• Requirements: List each line of the data that holds the string "this".

# # # #

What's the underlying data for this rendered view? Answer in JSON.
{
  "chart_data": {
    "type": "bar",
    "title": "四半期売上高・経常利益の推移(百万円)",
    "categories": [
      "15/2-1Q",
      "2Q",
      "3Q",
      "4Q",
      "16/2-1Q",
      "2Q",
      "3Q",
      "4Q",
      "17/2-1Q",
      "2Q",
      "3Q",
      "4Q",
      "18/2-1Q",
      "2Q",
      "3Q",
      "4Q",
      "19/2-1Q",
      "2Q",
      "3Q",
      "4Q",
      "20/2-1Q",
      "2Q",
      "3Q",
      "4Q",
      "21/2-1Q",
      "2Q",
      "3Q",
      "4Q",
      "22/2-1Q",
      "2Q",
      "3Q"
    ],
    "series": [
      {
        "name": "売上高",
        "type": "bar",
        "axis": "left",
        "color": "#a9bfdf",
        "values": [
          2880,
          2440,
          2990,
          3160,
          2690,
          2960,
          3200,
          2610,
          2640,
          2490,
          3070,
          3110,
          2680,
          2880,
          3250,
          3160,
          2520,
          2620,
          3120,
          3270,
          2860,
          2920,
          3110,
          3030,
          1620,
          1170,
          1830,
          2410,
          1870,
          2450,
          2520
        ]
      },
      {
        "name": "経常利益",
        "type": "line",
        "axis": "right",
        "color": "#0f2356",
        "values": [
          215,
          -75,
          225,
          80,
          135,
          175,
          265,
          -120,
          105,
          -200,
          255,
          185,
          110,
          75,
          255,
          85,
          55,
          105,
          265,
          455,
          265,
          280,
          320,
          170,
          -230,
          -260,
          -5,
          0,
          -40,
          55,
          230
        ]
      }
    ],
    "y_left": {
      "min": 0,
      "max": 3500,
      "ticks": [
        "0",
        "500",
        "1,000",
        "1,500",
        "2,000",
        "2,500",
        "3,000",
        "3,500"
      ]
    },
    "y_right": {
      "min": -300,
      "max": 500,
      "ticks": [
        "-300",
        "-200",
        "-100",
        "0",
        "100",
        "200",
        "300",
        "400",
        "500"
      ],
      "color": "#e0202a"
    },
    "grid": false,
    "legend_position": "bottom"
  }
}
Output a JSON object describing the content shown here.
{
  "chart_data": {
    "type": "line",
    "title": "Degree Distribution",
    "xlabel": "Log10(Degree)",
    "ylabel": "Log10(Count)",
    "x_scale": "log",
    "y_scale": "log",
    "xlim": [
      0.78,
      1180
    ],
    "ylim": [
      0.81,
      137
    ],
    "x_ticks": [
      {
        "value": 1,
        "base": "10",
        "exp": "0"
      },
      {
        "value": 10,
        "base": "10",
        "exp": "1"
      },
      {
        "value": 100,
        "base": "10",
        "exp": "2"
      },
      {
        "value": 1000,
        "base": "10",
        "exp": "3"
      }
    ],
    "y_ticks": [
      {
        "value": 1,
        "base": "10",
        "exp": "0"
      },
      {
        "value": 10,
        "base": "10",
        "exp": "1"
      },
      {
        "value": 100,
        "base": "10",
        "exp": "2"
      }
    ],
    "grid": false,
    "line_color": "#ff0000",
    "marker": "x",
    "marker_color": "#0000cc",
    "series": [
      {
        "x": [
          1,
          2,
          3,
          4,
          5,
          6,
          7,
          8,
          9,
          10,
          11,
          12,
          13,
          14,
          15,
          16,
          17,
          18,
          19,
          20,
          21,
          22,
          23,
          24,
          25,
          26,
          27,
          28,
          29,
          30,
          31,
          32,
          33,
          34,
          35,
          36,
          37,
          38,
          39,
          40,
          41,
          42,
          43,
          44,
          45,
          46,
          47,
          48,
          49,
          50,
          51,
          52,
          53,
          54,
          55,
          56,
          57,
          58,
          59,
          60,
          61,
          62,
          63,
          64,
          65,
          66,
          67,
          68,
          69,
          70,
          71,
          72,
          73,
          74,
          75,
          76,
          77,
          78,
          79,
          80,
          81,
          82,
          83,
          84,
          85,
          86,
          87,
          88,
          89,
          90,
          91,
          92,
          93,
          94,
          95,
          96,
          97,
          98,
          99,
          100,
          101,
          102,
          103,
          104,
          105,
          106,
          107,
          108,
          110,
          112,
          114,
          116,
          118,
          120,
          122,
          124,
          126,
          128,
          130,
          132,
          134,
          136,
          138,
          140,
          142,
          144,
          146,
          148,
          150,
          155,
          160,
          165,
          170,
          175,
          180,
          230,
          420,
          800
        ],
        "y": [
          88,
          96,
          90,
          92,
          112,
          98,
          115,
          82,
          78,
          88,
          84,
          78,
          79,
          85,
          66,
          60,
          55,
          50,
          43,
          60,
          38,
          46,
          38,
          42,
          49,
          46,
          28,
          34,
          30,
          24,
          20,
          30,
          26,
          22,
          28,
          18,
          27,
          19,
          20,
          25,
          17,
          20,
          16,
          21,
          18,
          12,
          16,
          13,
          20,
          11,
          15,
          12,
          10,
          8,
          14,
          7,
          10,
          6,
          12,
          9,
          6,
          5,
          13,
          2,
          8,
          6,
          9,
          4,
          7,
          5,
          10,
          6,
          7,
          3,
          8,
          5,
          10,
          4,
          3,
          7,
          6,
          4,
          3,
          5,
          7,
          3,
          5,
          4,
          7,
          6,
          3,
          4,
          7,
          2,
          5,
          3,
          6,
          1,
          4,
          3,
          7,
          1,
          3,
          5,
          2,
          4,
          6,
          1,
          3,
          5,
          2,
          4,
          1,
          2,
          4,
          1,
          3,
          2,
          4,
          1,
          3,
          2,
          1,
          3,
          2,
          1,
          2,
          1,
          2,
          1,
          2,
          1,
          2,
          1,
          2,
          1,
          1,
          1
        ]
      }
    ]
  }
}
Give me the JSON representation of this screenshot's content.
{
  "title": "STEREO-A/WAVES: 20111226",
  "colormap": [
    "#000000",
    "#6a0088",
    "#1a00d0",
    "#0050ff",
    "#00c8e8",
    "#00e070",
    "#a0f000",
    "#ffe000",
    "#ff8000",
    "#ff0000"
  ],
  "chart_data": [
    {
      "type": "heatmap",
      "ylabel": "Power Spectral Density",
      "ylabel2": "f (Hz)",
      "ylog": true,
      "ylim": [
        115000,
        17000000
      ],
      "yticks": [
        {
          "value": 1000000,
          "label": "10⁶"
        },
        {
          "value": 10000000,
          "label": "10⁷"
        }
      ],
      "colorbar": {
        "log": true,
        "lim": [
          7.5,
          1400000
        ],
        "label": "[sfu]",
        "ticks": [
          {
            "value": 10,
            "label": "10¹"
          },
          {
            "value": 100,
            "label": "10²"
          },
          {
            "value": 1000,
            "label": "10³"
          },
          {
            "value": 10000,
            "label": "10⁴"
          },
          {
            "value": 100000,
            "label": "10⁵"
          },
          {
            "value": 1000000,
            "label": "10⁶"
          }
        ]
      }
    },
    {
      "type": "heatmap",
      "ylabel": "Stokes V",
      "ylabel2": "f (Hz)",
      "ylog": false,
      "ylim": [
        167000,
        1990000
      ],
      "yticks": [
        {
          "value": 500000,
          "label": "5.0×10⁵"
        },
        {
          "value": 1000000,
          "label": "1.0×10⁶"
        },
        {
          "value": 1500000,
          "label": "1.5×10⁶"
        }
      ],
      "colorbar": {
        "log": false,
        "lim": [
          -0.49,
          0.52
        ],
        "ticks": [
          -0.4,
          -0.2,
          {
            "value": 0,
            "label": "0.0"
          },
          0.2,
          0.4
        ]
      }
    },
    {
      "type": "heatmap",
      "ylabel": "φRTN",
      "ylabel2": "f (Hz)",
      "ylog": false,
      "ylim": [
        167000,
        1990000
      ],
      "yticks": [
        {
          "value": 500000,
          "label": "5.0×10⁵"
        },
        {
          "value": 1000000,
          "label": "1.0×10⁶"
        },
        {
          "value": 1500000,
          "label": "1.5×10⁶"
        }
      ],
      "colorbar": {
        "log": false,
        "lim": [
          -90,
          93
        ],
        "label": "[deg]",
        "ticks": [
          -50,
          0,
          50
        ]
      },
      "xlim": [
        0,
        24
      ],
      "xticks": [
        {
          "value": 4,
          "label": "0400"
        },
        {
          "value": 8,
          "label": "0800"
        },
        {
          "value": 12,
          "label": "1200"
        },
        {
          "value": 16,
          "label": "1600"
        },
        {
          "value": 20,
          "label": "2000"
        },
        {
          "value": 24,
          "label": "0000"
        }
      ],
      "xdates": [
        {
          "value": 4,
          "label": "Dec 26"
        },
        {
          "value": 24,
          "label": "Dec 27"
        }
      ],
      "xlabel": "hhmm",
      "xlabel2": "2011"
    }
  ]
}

# # # #

• Response to the task:
What's the underlying data for this rendered view? Answer in JSON.
Give me the JSON representation of this screenshot's content.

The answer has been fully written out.